**Provided records**.
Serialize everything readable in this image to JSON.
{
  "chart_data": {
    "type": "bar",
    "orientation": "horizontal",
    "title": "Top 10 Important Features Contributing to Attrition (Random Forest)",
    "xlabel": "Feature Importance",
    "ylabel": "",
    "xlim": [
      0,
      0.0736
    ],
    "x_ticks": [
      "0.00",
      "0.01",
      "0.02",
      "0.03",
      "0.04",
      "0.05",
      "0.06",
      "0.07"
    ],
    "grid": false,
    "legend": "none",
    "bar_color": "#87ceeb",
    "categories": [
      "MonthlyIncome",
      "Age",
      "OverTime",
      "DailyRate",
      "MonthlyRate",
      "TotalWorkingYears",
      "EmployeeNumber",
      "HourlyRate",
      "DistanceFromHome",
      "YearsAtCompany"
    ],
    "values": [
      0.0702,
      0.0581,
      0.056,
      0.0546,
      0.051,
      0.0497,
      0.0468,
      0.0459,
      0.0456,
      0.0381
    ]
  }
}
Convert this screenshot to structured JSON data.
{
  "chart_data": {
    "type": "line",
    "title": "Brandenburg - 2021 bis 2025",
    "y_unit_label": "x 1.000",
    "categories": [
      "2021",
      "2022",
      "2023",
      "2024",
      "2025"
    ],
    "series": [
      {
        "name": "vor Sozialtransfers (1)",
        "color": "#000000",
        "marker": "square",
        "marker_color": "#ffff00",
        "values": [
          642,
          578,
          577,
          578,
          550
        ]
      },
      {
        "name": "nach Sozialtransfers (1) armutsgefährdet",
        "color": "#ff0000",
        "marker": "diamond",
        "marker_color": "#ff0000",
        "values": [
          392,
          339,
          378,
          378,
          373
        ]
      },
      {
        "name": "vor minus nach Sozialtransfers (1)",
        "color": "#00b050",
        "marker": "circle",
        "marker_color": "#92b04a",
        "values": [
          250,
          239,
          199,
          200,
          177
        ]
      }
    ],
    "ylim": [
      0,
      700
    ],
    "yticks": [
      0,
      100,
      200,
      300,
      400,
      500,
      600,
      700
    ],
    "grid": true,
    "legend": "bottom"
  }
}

...

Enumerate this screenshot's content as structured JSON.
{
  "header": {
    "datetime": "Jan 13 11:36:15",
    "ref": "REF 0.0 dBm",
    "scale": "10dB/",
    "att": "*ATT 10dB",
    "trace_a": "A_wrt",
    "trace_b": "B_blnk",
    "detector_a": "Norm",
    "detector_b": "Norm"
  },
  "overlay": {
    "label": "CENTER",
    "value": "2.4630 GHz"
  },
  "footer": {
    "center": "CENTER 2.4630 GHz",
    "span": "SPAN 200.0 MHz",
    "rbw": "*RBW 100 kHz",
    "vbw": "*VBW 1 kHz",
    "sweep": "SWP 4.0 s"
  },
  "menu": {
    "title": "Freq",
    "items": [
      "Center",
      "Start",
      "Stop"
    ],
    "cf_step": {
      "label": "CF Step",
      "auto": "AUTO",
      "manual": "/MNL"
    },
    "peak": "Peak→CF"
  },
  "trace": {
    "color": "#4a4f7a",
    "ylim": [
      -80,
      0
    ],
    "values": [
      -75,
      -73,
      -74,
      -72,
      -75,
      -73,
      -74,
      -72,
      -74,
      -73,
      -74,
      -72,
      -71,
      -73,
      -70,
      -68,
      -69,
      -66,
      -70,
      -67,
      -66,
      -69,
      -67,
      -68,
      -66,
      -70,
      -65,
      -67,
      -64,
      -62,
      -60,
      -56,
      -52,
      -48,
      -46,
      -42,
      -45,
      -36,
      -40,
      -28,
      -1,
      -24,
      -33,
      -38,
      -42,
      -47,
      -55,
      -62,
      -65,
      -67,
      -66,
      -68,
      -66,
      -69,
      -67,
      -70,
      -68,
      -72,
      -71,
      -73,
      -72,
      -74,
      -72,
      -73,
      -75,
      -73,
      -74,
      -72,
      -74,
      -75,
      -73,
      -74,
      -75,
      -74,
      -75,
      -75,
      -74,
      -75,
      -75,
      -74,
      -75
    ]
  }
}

**Exercise goal**. Going through the records above, state how many lines carry "this", with no other text.

**The response**. 3